- Task description
The line containing "Enumerate this screenshot's" marks the start of the required copy, which runs to the final line of the entries; return those lines exactly, without any pictures.

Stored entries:
··········

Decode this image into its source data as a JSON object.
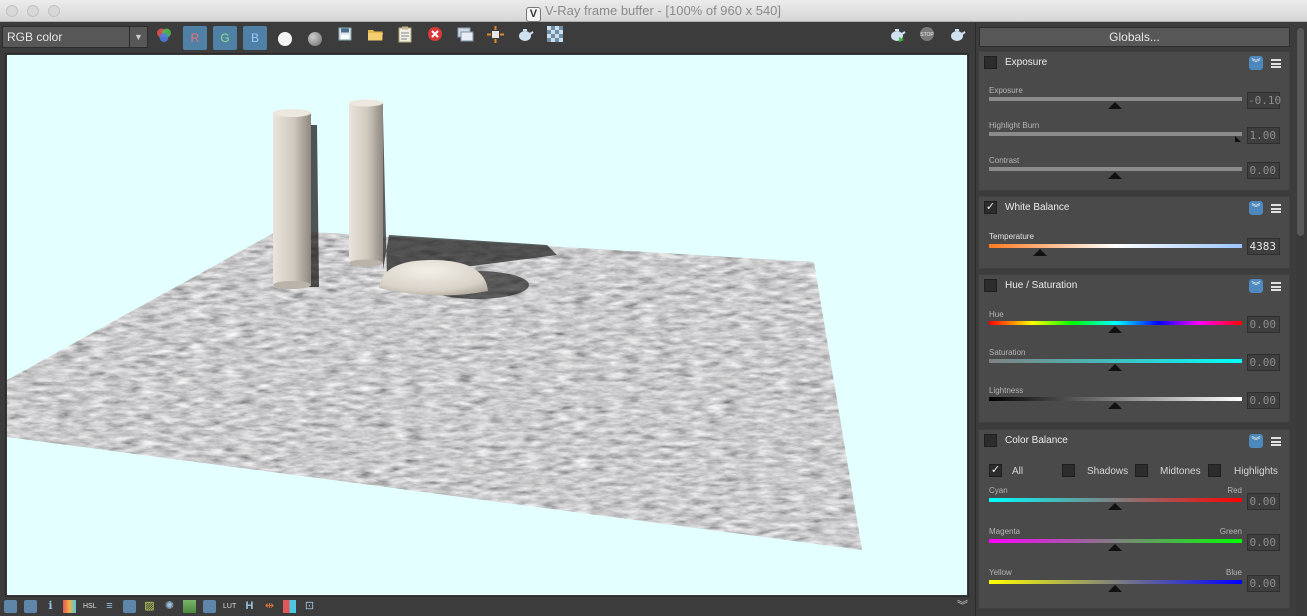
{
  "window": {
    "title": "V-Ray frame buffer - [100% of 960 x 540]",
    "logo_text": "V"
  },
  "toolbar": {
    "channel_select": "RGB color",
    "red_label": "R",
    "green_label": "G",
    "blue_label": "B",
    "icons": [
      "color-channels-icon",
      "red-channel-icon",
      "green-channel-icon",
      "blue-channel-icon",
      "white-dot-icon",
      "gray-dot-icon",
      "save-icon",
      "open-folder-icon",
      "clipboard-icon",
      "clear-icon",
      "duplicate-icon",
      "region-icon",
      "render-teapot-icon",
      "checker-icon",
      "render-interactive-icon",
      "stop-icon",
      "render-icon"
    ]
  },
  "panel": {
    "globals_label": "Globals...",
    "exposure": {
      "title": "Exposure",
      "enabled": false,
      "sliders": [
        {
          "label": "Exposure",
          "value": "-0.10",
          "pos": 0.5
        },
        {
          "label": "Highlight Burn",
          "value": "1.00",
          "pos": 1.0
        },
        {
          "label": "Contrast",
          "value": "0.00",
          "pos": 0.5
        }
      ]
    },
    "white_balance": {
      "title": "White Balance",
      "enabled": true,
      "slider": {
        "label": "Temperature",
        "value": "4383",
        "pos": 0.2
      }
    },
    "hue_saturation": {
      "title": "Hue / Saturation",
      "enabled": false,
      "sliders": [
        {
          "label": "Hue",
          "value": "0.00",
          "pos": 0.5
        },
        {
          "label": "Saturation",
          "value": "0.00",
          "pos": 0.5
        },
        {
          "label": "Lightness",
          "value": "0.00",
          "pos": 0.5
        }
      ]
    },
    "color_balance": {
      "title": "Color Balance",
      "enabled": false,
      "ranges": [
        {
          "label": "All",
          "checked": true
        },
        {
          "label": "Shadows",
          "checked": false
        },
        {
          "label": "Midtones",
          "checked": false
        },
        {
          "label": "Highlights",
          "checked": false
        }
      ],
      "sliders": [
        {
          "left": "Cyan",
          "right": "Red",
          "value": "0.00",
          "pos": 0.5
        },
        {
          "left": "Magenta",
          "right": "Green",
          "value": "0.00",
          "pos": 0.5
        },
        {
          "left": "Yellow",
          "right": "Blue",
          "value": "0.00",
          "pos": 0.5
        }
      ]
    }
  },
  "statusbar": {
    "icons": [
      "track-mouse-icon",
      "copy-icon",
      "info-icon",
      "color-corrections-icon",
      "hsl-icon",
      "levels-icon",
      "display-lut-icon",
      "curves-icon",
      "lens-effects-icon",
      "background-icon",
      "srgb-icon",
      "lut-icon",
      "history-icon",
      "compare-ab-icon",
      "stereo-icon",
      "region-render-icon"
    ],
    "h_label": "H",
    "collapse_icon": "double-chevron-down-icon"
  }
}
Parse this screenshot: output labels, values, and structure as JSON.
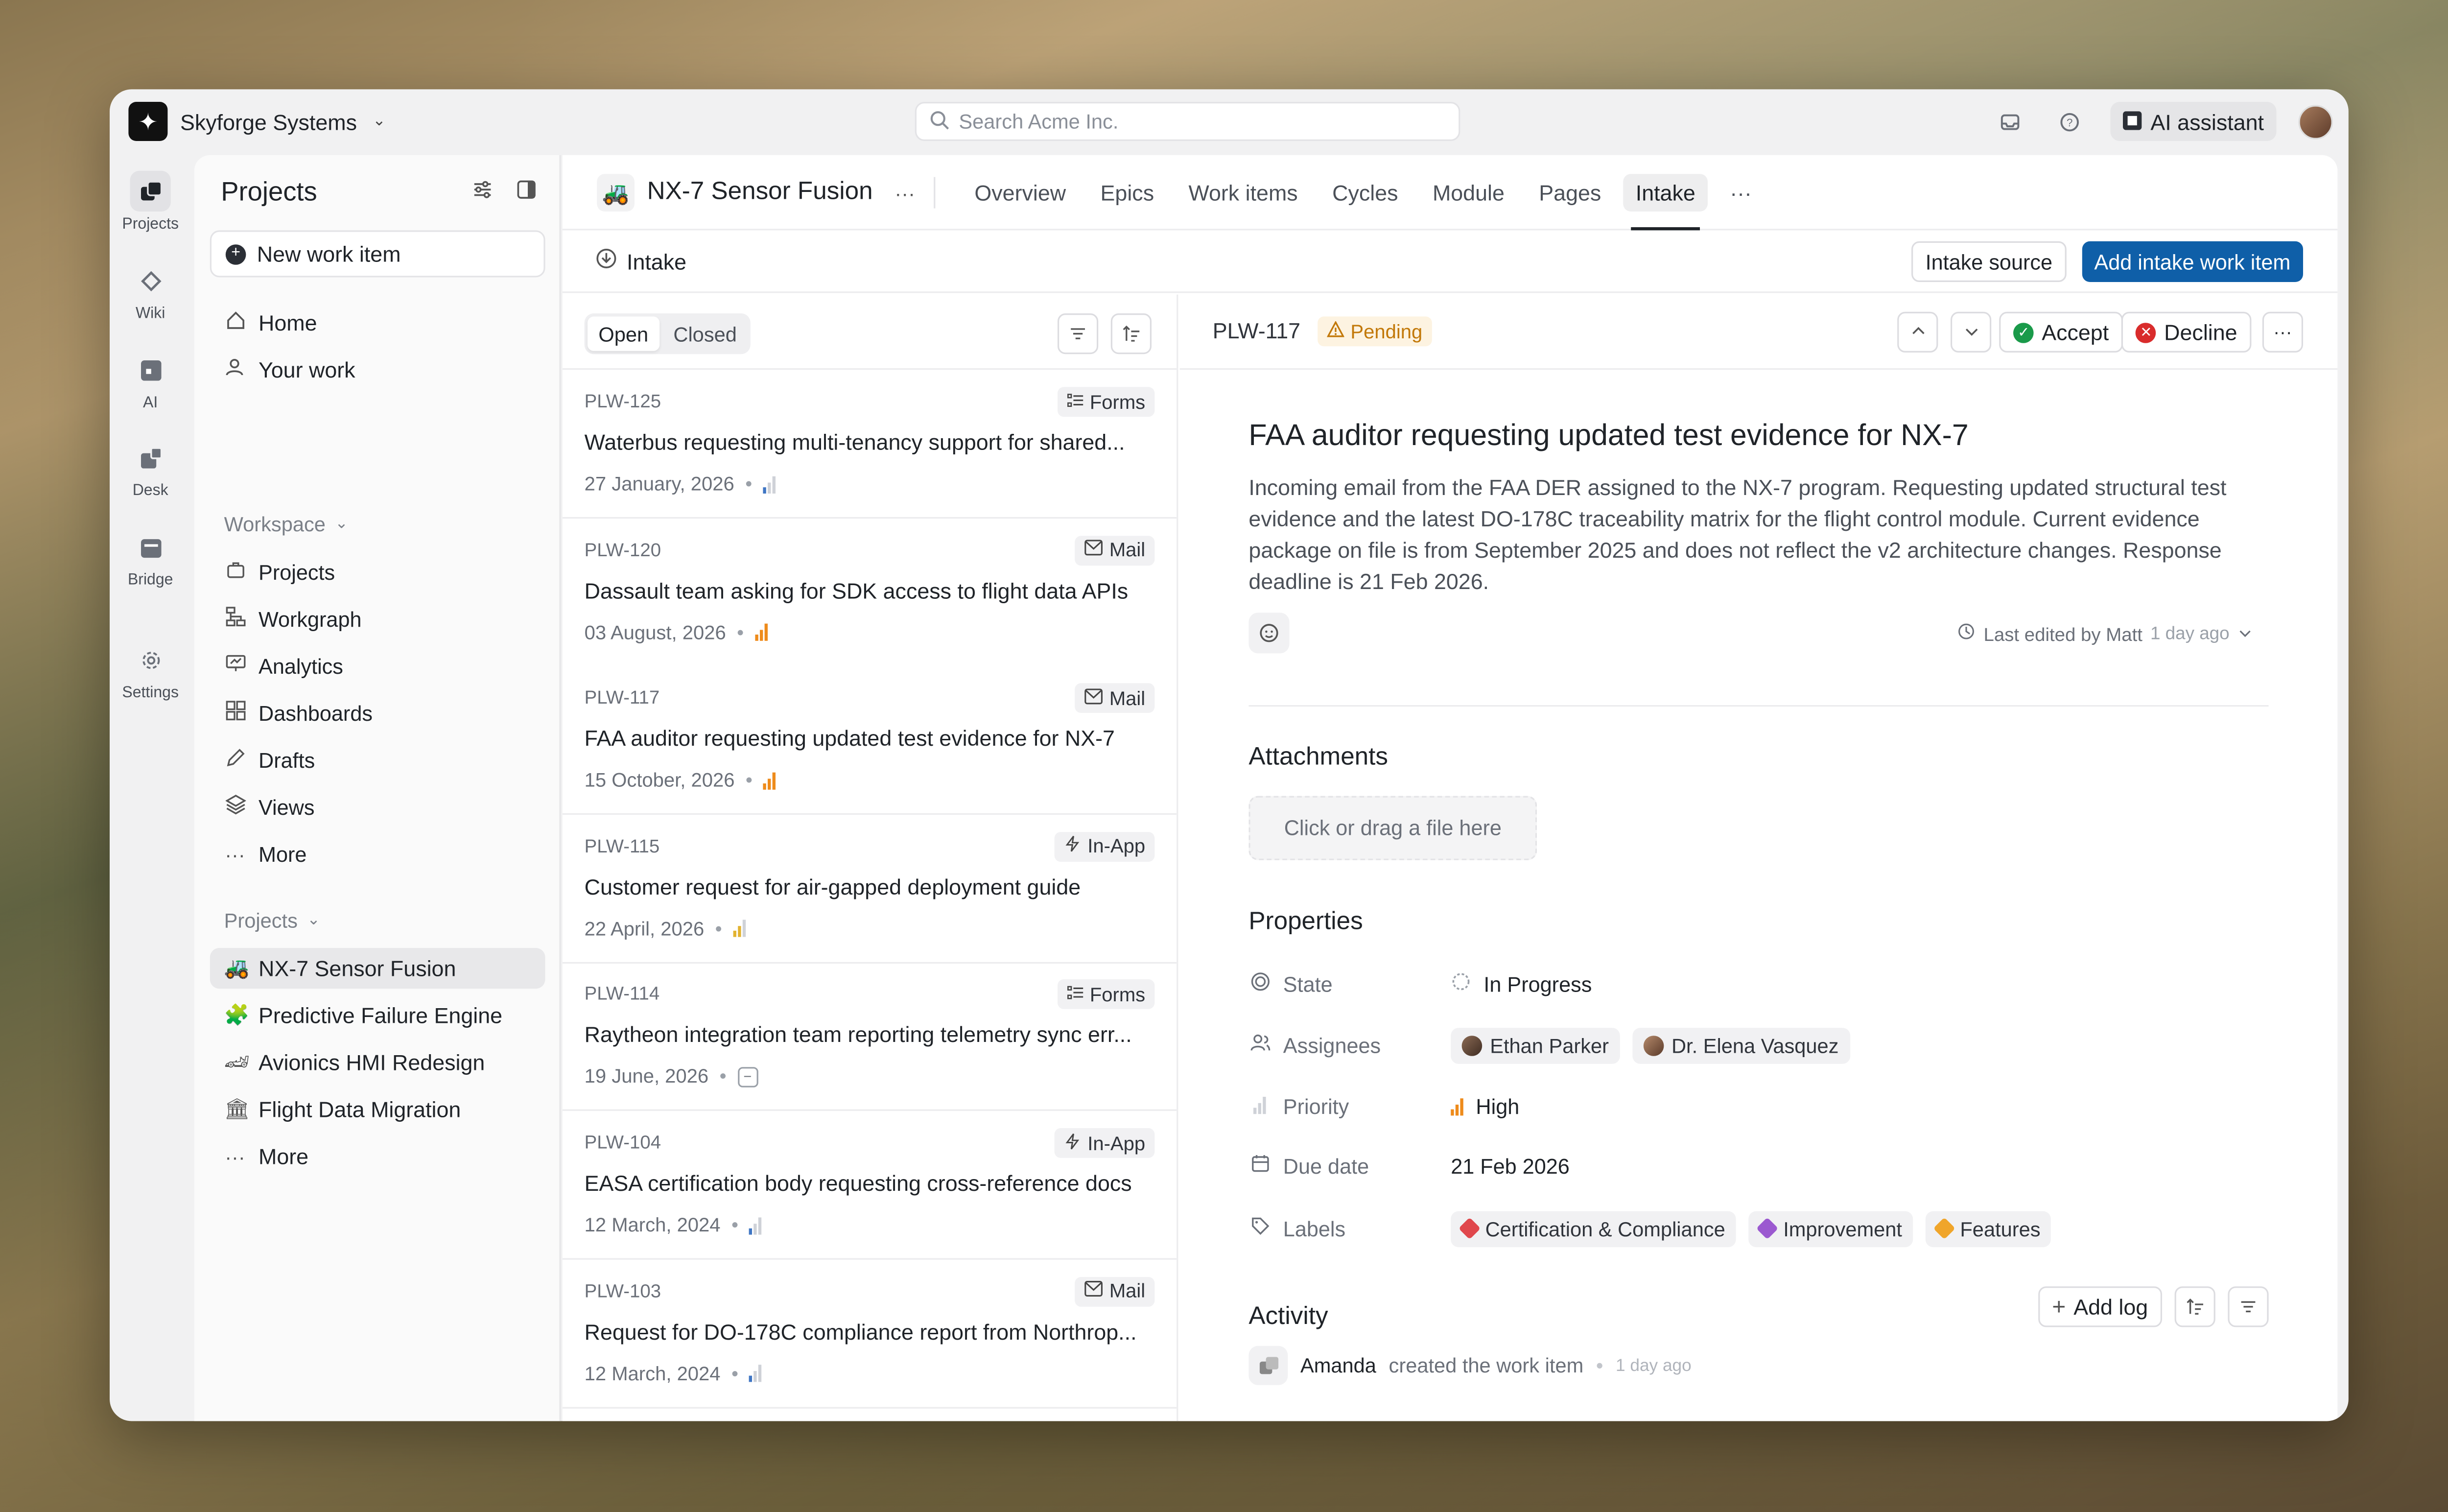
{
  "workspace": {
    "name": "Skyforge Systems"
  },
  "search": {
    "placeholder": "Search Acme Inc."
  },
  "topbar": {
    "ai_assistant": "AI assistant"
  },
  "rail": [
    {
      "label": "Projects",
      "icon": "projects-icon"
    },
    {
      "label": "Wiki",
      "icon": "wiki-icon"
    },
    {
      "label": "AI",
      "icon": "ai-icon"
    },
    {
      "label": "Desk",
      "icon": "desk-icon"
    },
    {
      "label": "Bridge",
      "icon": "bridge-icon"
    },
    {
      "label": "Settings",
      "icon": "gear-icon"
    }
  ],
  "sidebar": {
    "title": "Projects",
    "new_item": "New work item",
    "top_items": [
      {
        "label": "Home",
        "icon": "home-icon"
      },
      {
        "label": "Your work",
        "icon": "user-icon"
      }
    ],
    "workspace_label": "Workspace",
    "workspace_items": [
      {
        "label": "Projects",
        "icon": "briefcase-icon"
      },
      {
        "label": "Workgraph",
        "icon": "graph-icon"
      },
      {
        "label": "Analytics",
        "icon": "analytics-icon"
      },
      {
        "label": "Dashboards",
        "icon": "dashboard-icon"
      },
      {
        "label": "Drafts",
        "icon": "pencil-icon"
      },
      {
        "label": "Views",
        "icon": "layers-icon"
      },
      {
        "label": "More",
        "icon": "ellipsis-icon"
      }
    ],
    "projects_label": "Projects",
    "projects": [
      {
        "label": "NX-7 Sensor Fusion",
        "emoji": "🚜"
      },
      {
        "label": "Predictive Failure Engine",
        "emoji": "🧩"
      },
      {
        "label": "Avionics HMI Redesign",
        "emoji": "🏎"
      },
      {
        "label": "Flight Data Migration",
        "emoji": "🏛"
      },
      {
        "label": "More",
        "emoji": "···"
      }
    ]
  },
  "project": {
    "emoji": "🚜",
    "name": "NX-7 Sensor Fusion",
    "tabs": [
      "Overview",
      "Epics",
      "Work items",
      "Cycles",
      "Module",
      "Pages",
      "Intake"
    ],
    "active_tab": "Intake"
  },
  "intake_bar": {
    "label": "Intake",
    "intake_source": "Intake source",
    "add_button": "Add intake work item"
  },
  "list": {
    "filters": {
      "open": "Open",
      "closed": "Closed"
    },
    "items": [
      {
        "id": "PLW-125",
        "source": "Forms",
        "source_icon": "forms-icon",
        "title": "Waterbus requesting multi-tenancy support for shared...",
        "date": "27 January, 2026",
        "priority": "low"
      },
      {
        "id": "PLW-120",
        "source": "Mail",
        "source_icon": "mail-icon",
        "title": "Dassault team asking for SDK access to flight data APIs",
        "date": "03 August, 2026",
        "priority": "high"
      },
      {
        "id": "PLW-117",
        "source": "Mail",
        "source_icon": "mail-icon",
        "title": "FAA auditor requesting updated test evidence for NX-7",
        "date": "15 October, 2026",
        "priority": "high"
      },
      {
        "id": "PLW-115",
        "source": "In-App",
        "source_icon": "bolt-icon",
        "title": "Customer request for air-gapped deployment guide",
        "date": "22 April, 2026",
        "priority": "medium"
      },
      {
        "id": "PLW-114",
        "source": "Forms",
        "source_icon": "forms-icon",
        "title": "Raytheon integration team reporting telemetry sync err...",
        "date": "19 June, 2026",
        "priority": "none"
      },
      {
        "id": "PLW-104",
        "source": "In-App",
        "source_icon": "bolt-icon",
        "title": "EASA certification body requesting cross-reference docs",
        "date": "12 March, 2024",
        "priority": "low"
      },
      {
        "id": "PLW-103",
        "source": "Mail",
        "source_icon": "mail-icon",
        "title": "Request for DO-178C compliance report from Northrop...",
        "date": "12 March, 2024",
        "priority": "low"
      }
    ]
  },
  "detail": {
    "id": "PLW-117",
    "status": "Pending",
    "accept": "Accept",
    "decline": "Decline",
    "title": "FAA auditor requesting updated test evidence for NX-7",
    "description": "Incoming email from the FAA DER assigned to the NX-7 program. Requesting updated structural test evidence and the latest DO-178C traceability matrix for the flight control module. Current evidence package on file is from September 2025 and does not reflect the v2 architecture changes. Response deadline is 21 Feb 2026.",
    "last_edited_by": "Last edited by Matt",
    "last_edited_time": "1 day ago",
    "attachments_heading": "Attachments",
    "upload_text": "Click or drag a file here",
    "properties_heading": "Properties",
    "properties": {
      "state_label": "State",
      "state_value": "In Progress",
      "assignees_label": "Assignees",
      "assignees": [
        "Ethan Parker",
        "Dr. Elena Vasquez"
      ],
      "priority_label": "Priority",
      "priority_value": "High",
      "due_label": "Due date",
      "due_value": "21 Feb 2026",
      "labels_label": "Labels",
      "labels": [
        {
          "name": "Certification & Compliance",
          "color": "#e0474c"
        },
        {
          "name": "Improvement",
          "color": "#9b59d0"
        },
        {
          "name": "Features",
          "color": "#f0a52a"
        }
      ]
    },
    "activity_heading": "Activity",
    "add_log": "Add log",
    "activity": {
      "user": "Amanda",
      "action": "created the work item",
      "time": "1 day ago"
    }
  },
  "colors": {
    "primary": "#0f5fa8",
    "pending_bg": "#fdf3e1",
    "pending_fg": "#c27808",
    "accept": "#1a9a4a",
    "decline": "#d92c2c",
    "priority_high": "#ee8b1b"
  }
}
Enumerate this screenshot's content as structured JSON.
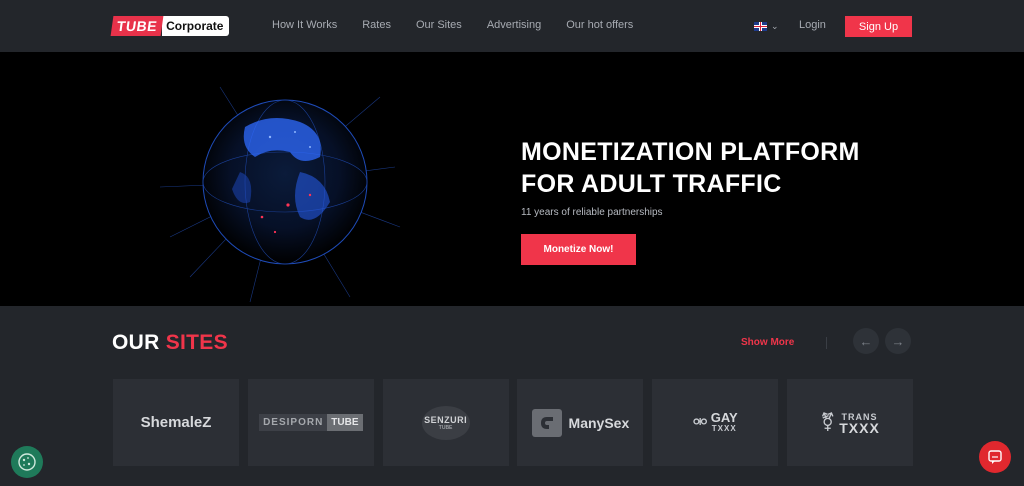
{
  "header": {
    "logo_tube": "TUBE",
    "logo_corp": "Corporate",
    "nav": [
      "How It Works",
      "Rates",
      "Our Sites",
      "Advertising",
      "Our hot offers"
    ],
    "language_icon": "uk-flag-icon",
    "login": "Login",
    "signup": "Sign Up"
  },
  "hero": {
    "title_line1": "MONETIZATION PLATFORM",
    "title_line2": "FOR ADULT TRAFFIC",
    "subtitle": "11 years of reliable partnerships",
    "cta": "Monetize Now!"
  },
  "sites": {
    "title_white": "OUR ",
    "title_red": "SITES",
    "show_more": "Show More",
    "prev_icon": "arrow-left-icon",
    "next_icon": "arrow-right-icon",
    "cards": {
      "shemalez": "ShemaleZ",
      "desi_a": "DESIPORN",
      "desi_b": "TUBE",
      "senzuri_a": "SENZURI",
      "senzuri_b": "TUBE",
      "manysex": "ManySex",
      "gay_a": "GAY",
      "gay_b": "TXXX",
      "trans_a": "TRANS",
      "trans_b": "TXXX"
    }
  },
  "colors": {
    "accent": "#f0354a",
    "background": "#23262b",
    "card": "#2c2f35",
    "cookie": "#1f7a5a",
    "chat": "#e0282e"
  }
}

··········

- Full output
Enumerate this screenshot's content as structured JSON.
{
  "header": {
    "logo_tube": "TUBE",
    "logo_corp": "Corporate",
    "nav": [
      "How It Works",
      "Rates",
      "Our Sites",
      "Advertising",
      "Our hot offers"
    ],
    "language_icon": "uk-flag-icon",
    "login": "Login",
    "signup": "Sign Up"
  },
  "hero": {
    "title_line1": "MONETIZATION PLATFORM",
    "title_line2": "FOR ADULT TRAFFIC",
    "subtitle": "11 years of reliable partnerships",
    "cta": "Monetize Now!"
  },
  "sites": {
    "title_white": "OUR ",
    "title_red": "SITES",
    "show_more": "Show More",
    "prev_icon": "arrow-left-icon",
    "next_icon": "arrow-right-icon",
    "cards": {
      "shemalez": "ShemaleZ",
      "desi_a": "DESIPORN",
      "desi_b": "TUBE",
      "senzuri_a": "SENZURI",
      "senzuri_b": "TUBE",
      "manysex": "ManySex",
      "gay_a": "GAY",
      "gay_b": "TXXX",
      "trans_a": "TRANS",
      "trans_b": "TXXX"
    }
  },
  "colors": {
    "accent": "#f0354a",
    "background": "#23262b",
    "card": "#2c2f35",
    "cookie": "#1f7a5a",
    "chat": "#e0282e"
  }
}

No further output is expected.